Exercise task 1:
Answer these from the Lepakshi text below:
(a) What does "Le Pakshi" translate to?
(b) Which two brothers built the temple?
(c) What are the measurements of the mural painting of Veerabhadra Swamy in the inner sanctum?

Document:
******************************

Lepakshi, a lesser known historic town in Ananthapur district of Andhra Pradesh dons many hats and never ceases to astonish one with its rich legacy and history. This temple town backtracks its roots to the epic 'Ramayana.' Legend has it that it is this spot where the mythological bird 'Jatayu' fell after being hurt by Ravan during his brave attempt to rescue Sita. Lord Ram on seeing the injured Jatayu on the ground commanded 'Le Pakshi' that translates to 'Rise Bird' and hence the name of the town.
This town which is very famous for its handicrafts and sarees has the temple as well in its list of wonders. This hidden treasure built by two brothers Viranna and Virupanna of the Vijayanagar period, attracts a handful of devotees and history buffs to explore and admire the history, engineering and architectural marvel of the Vijayanagara craftsmen and artisans.
The massive monolithic Nandi welcomes you to the town. Apart from the striking mammoth size, this is the place where the Nandi does not bow down his head in submission to Lord Shiva. There is lot of greenery around and the place is well maintained by Archaeological Survey of India.
Veerabhadra Swamy temple is built on a hill that is similar to the shape of a tortoise and hence is known as "Kurma Saila." The complex houses the main deity 'Veerabhadra Swamy' with excellent ornate mural paintings on the ceiling depicting scenes from Ramayana and different incarnations of Lord Vishnu and the wedding procession of Shiv and Parvati. The mural paintings made from vegetable colors and minerals stand as fine examples of creativity that seem to have withstood the test of time over all these centuries. The mural painting of 'Veerabhadra Swamy' in the inner sanctum is the biggest in Asia measuring 23 feet by 13 feet.
The most fascinating marvel here is the 'Hanging Pillar.' This mysterious pillar does not rest on the temple floor and hangs directly from the ceiling. It stills remains an unsolved mystery as to how this mind-blowing phenomena works. This pillar even today stands tall as a testimony to ingenious architectural engineering feat. Unfortunately, it is a little tilted thanks to the curious British engineer who wanted to unravel the mystery behind it.
Another classy structure is the Kalyana Mandapam. Though only partially finished, the magnificent architecture and craftsmanship casts a long lasting spell on you. The many pillars of the Kalyana Mandapam bear intricately carved sculptures of mythical creatures. The beautiful carvings on the pillars are the inspiration behind the well renowned Dharmavaram saree patterns. People spend months here studying the intricate carvings on the pillars to replicate it on the sarees as beautiful designs.

******************************

Records for the task:
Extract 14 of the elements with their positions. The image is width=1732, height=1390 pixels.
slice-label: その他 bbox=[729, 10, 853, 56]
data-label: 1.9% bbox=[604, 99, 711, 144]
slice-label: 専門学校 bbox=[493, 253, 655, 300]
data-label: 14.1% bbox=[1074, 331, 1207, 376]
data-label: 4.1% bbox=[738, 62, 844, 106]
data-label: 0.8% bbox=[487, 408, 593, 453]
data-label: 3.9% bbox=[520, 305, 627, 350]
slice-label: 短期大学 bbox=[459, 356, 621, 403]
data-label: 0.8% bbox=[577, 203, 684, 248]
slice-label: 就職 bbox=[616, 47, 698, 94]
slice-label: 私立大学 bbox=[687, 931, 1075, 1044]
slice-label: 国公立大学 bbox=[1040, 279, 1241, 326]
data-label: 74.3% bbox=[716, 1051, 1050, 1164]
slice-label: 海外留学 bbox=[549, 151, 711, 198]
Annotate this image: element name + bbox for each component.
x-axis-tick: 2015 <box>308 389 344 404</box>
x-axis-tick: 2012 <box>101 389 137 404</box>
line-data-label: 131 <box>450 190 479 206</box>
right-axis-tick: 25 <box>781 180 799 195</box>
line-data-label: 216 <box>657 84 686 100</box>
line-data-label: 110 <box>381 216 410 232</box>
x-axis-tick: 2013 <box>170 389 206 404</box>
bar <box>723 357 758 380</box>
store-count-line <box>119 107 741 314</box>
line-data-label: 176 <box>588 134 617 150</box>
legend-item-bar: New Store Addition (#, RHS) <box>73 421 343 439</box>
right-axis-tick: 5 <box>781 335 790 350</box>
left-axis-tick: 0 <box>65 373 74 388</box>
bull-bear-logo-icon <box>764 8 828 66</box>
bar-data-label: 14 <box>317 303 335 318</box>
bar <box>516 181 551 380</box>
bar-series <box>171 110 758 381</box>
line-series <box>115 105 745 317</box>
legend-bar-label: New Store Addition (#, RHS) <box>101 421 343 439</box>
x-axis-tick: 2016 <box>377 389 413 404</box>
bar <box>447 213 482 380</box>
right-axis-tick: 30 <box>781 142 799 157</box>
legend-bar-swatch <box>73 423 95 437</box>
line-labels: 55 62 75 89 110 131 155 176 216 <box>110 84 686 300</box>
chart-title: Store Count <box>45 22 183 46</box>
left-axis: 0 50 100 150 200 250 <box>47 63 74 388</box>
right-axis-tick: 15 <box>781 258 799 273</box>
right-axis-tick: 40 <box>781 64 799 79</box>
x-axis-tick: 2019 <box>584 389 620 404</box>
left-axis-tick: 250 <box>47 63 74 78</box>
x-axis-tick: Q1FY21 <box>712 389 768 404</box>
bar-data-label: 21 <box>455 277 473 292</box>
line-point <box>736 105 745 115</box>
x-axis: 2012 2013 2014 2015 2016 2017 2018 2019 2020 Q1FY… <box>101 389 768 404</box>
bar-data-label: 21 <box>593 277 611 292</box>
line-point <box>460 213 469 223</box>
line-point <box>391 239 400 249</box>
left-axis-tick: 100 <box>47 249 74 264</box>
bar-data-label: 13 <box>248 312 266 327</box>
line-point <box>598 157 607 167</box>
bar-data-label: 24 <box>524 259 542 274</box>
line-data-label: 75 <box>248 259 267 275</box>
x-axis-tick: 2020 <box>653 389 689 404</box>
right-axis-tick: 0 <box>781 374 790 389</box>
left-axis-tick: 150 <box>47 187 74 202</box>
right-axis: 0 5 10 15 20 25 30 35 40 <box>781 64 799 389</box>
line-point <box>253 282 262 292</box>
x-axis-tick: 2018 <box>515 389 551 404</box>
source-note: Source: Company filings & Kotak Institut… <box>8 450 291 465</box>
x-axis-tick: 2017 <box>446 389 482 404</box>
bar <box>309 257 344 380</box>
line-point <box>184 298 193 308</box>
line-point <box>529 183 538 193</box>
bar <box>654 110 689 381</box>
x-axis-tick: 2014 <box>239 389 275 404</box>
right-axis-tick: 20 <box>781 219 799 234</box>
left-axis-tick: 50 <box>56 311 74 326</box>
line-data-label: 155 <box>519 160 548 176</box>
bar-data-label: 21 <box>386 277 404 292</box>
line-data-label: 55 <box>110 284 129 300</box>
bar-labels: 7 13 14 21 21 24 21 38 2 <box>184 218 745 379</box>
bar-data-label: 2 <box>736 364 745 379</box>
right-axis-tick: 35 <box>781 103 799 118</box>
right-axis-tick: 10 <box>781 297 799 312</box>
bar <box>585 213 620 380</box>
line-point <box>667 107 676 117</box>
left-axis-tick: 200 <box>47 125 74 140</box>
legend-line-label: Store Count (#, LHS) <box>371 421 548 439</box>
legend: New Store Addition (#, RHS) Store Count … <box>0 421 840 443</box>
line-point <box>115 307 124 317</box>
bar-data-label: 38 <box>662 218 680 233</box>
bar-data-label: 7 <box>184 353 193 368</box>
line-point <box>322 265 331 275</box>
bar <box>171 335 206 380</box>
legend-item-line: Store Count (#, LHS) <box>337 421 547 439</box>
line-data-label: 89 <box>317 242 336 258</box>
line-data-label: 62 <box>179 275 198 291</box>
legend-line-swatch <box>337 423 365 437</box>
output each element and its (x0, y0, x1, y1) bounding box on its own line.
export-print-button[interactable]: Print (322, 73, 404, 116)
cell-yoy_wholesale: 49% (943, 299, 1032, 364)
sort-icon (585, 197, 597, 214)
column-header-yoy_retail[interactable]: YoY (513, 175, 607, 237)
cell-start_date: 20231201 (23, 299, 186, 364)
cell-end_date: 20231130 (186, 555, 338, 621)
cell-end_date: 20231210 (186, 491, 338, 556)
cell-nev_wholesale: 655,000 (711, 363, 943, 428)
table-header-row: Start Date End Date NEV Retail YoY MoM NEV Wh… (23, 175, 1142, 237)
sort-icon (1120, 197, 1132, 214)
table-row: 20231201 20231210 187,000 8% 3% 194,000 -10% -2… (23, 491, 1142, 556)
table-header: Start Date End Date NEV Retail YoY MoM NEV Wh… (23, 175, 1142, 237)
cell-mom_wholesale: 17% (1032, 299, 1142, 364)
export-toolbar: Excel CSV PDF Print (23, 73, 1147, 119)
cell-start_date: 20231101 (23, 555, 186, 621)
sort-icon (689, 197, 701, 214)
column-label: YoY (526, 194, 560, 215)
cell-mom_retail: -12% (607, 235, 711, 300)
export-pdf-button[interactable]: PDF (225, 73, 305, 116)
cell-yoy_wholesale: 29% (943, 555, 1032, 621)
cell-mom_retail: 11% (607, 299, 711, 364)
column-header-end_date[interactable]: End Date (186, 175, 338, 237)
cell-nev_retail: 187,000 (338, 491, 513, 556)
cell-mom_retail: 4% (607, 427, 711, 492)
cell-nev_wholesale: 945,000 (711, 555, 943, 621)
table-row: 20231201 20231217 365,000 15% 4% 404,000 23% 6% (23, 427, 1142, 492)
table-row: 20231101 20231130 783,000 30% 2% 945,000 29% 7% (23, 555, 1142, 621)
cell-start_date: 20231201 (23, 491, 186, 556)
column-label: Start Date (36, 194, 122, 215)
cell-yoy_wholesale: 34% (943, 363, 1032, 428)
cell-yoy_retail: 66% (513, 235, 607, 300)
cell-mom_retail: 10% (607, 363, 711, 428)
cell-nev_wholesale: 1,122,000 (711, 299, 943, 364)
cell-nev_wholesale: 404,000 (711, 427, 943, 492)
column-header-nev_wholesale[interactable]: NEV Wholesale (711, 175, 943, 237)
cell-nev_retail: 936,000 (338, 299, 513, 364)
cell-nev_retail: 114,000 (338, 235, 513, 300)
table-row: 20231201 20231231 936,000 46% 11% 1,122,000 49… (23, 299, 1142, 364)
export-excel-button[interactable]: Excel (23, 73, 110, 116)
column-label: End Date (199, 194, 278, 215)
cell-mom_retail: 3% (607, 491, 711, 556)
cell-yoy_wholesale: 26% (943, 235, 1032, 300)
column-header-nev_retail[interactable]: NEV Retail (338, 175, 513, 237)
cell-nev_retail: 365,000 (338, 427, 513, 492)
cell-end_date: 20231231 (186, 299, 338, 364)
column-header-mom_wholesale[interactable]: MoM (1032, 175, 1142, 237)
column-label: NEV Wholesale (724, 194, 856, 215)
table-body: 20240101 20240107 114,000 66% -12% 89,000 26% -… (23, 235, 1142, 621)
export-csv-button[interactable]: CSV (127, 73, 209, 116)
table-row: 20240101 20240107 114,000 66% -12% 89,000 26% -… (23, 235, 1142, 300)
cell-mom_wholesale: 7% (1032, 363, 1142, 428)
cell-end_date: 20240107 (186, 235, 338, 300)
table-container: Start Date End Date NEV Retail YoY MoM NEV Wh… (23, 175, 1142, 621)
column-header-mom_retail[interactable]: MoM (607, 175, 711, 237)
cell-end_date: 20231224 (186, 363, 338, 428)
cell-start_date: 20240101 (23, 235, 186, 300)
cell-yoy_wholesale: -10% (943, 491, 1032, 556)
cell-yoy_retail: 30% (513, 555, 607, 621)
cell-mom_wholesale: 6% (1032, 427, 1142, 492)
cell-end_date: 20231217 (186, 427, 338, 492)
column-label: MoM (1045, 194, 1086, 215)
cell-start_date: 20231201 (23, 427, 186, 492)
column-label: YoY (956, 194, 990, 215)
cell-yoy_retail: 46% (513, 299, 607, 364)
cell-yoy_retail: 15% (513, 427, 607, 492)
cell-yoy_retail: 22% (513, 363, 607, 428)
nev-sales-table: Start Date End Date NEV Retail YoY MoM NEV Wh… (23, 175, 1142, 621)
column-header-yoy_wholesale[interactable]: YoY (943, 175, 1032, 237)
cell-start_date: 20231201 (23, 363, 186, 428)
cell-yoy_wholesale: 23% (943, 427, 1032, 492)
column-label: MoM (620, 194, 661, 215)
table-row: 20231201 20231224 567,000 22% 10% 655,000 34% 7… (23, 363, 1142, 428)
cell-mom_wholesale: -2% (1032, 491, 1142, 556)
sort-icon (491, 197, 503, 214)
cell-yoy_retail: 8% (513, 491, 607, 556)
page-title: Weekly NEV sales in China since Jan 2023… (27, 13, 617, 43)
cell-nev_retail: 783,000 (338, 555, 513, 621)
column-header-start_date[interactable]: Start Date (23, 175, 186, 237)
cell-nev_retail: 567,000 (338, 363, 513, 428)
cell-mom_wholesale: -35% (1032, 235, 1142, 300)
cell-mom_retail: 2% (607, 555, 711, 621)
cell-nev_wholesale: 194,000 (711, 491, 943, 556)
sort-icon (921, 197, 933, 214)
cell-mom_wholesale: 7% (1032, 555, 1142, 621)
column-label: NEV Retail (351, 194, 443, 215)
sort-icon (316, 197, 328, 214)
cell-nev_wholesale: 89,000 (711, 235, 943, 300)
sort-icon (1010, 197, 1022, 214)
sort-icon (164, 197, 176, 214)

******************************

Exercise task 2: Reproduce the records from their first line through the line holding "line-data-label: 216 <box>657", inclusive.

Correct result 1:
(a) "Rise Bird"
(b) Viranna and Virupanna
(c) 23 feet by 13 feet

Correct result 2:
Extract 14 of the elements with their positions. The image is width=1732, height=1390 pixels.
slice-label: その他 bbox=[729, 10, 853, 56]
data-label: 1.9% bbox=[604, 99, 711, 144]
slice-label: 専門学校 bbox=[493, 253, 655, 300]
data-label: 14.1% bbox=[1074, 331, 1207, 376]
data-label: 4.1% bbox=[738, 62, 844, 106]
data-label: 0.8% bbox=[487, 408, 593, 453]
data-label: 3.9% bbox=[520, 305, 627, 350]
slice-label: 短期大学 bbox=[459, 356, 621, 403]
data-label: 0.8% bbox=[577, 203, 684, 248]
slice-label: 就職 bbox=[616, 47, 698, 94]
slice-label: 私立大学 bbox=[687, 931, 1075, 1044]
slice-label: 国公立大学 bbox=[1040, 279, 1241, 326]
data-label: 74.3% bbox=[716, 1051, 1050, 1164]
slice-label: 海外留学 bbox=[549, 151, 711, 198]
Annotate this image: element name + bbox for each component.
x-axis-tick: 2015 <box>308 389 344 404</box>
x-axis-tick: 2012 <box>101 389 137 404</box>
line-data-label: 131 <box>450 190 479 206</box>
right-axis-tick: 25 <box>781 180 799 195</box>
line-data-label: 216 <box>657 84 686 100</box>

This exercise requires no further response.